[Data entries for graphics]
■ ■ ■ ■ ■

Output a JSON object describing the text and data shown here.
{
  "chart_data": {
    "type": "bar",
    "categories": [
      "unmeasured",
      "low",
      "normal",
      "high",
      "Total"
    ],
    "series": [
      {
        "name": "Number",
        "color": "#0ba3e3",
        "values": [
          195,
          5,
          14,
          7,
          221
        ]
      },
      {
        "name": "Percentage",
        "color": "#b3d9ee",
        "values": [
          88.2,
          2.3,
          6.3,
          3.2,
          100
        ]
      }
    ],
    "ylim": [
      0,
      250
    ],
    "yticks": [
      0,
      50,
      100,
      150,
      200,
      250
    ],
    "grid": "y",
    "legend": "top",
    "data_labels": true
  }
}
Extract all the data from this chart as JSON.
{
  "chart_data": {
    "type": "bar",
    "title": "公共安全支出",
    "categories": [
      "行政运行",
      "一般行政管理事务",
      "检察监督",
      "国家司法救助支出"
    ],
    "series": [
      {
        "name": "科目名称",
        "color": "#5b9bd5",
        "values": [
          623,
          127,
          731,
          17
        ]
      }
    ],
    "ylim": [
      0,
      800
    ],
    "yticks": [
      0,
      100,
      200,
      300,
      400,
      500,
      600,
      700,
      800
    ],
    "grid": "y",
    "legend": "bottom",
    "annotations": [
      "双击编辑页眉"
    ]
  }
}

■ ■ ■ ■ ■

• Exercise directions: Write out the records shown above, exactly as they appear.

• Complete response:
Output a JSON object describing the text and data shown here.
{
  "chart_data": {
    "type": "bar",
    "categories": [
      "unmeasured",
      "low",
      "normal",
      "high",
      "Total"
    ],
    "series": [
      {
        "name": "Number",
        "color": "#0ba3e3",
        "values": [
          195,
          5,
          14,
          7,
          221
        ]
      },
      {
        "name": "Percentage",
        "color": "#b3d9ee",
        "values": [
          88.2,
          2.3,
          6.3,
          3.2,
          100
        ]
      }
    ],
    "ylim": [
      0,
      250
    ],
    "yticks": [
      0,
      50,
      100,
      150,
      200,
      250
    ],
    "grid": "y",
    "legend": "top",
    "data_labels": true
  }
}
Extract all the data from this chart as JSON.
{
  "chart_data": {
    "type": "bar",
    "title": "公共安全支出",
    "categories": [
      "行政运行",
      "一般行政管理事务",
      "检察监督",
      "国家司法救助支出"
    ],
    "series": [
      {
        "name": "科目名称",
        "color": "#5b9bd5",
        "values": [
          623,
          127,
          731,
          17
        ]
      }
    ],
    "ylim": [
      0,
      800
    ],
    "yticks": [
      0,
      100,
      200,
      300,
      400,
      500,
      600,
      700,
      800
    ],
    "grid": "y",
    "legend": "bottom",
    "annotations": [
      "双击编辑页眉"
    ]
  }
}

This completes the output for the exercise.